STATED GOAL :: Write out all of the data exactly as it appears.

[start STORED DATA]

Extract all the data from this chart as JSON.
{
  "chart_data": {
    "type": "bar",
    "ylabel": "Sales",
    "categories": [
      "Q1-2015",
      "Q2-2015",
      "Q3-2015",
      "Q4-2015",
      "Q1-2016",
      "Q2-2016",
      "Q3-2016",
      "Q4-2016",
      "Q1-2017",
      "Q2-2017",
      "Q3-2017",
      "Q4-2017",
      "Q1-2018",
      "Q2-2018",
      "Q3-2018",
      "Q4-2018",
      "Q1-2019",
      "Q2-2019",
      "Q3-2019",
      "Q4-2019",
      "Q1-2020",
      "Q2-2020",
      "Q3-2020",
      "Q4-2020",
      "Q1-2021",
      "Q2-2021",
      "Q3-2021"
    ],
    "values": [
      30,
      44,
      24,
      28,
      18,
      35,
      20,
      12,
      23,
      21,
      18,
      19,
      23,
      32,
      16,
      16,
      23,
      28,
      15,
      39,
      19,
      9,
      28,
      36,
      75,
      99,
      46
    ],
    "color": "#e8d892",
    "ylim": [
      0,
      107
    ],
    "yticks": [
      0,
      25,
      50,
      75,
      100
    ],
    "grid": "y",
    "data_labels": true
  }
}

[end STORED DATA]

CORRECT ANSWER ::
Extract all the data from this chart as JSON.
{
  "chart_data": {
    "type": "bar",
    "ylabel": "Sales",
    "categories": [
      "Q1-2015",
      "Q2-2015",
      "Q3-2015",
      "Q4-2015",
      "Q1-2016",
      "Q2-2016",
      "Q3-2016",
      "Q4-2016",
      "Q1-2017",
      "Q2-2017",
      "Q3-2017",
      "Q4-2017",
      "Q1-2018",
      "Q2-2018",
      "Q3-2018",
      "Q4-2018",
      "Q1-2019",
      "Q2-2019",
      "Q3-2019",
      "Q4-2019",
      "Q1-2020",
      "Q2-2020",
      "Q3-2020",
      "Q4-2020",
      "Q1-2021",
      "Q2-2021",
      "Q3-2021"
    ],
    "values": [
      30,
      44,
      24,
      28,
      18,
      35,
      20,
      12,
      23,
      21,
      18,
      19,
      23,
      32,
      16,
      16,
      23,
      28,
      15,
      39,
      19,
      9,
      28,
      36,
      75,
      99,
      46
    ],
    "color": "#e8d892",
    "ylim": [
      0,
      107
    ],
    "yticks": [
      0,
      25,
      50,
      75,
      100
    ],
    "grid": "y",
    "data_labels": true
  }
}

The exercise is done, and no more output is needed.